Dataset entries:
%%

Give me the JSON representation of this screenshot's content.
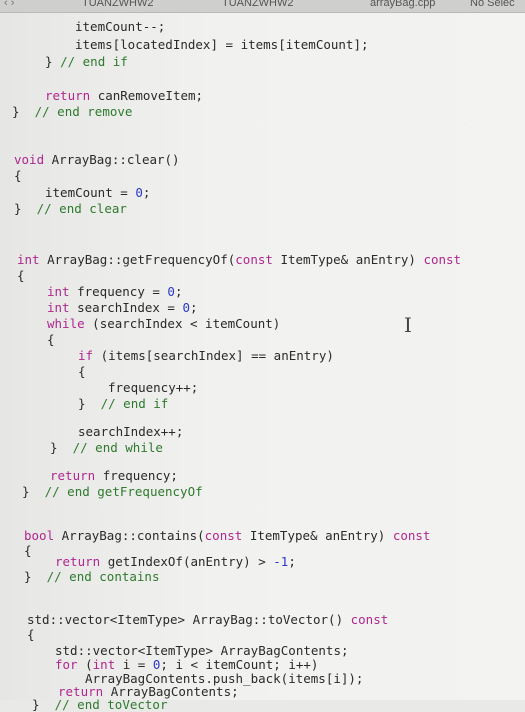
{
  "tabbar": {
    "nav": "‹ ›",
    "tabs": [
      "TUANZWHW2",
      "TUANZWHW2",
      "arrayBag.cpp",
      "No Selec"
    ]
  },
  "code": {
    "l1": "itemCount--;",
    "l2": "items[locatedIndex] = items[itemCount];",
    "l3a": "}",
    "l3b": "// end if",
    "l4a": "return",
    "l4b": "canRemoveItem;",
    "l5a": "}",
    "l5b": "// end remove",
    "l6a": "void",
    "l6b": "ArrayBag::clear()",
    "l7": "{",
    "l8a": "itemCount = ",
    "l8b": "0",
    "l8c": ";",
    "l9a": "}",
    "l9b": "// end clear",
    "l10a": "int",
    "l10b": "ArrayBag::getFrequencyOf(",
    "l10c": "const",
    "l10d": "ItemType& anEntry)",
    "l10e": "const",
    "l11": "{",
    "l12a": "int",
    "l12b": "frequency = ",
    "l12c": "0",
    "l12d": ";",
    "l13a": "int",
    "l13b": "searchIndex = ",
    "l13c": "0",
    "l13d": ";",
    "l14a": "while",
    "l14b": "(searchIndex < itemCount)",
    "l15": "{",
    "l16a": "if",
    "l16b": "(items[searchIndex] == anEntry)",
    "l17": "{",
    "l18": "frequency++;",
    "l19a": "}",
    "l19b": "// end if",
    "l20": "searchIndex++;",
    "l21a": "}",
    "l21b": "// end while",
    "l22a": "return",
    "l22b": "frequency;",
    "l23a": "}",
    "l23b": "// end getFrequencyOf",
    "l24a": "bool",
    "l24b": "ArrayBag::contains(",
    "l24c": "const",
    "l24d": "ItemType& anEntry)",
    "l24e": "const",
    "l25": "{",
    "l26a": "return",
    "l26b": "getIndexOf(anEntry) > ",
    "l26c": "-1",
    "l26d": ";",
    "l27a": "}",
    "l27b": "// end contains",
    "l28a": "std::vector<ItemType>",
    "l28b": "ArrayBag::toVector()",
    "l28c": "const",
    "l29": "{",
    "l30": "std::vector<ItemType> ArrayBagContents;",
    "l31a": "for",
    "l31b": "(",
    "l31c": "int",
    "l31d": "i = ",
    "l31e": "0",
    "l31f": "; i < itemCount; i++)",
    "l32": "ArrayBagContents.push_back(items[i]);",
    "l33a": "return",
    "l33b": "ArrayBagContents;",
    "l34a": "}",
    "l34b": "// end toVector"
  }
}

%%

# SHORT PROBLEM
Without including any pictures, print all of the material exactly as given.

# EXERCISE RESPONSE
Give me the JSON representation of this screenshot's content.
{
  "tabbar": {
    "nav": "‹ ›",
    "tabs": [
      "TUANZWHW2",
      "TUANZWHW2",
      "arrayBag.cpp",
      "No Selec"
    ]
  },
  "code": {
    "l1": "itemCount--;",
    "l2": "items[locatedIndex] = items[itemCount];",
    "l3a": "}",
    "l3b": "// end if",
    "l4a": "return",
    "l4b": "canRemoveItem;",
    "l5a": "}",
    "l5b": "// end remove",
    "l6a": "void",
    "l6b": "ArrayBag::clear()",
    "l7": "{",
    "l8a": "itemCount = ",
    "l8b": "0",
    "l8c": ";",
    "l9a": "}",
    "l9b": "// end clear",
    "l10a": "int",
    "l10b": "ArrayBag::getFrequencyOf(",
    "l10c": "const",
    "l10d": "ItemType& anEntry)",
    "l10e": "const",
    "l11": "{",
    "l12a": "int",
    "l12b": "frequency = ",
    "l12c": "0",
    "l12d": ";",
    "l13a": "int",
    "l13b": "searchIndex = ",
    "l13c": "0",
    "l13d": ";",
    "l14a": "while",
    "l14b": "(searchIndex < itemCount)",
    "l15": "{",
    "l16a": "if",
    "l16b": "(items[searchIndex] == anEntry)",
    "l17": "{",
    "l18": "frequency++;",
    "l19a": "}",
    "l19b": "// end if",
    "l20": "searchIndex++;",
    "l21a": "}",
    "l21b": "// end while",
    "l22a": "return",
    "l22b": "frequency;",
    "l23a": "}",
    "l23b": "// end getFrequencyOf",
    "l24a": "bool",
    "l24b": "ArrayBag::contains(",
    "l24c": "const",
    "l24d": "ItemType& anEntry)",
    "l24e": "const",
    "l25": "{",
    "l26a": "return",
    "l26b": "getIndexOf(anEntry) > ",
    "l26c": "-1",
    "l26d": ";",
    "l27a": "}",
    "l27b": "// end contains",
    "l28a": "std::vector<ItemType>",
    "l28b": "ArrayBag::toVector()",
    "l28c": "const",
    "l29": "{",
    "l30": "std::vector<ItemType> ArrayBagContents;",
    "l31a": "for",
    "l31b": "(",
    "l31c": "int",
    "l31d": "i = ",
    "l31e": "0",
    "l31f": "; i < itemCount; i++)",
    "l32": "ArrayBagContents.push_back(items[i]);",
    "l33a": "return",
    "l33b": "ArrayBagContents;",
    "l34a": "}",
    "l34b": "// end toVector"
  }
}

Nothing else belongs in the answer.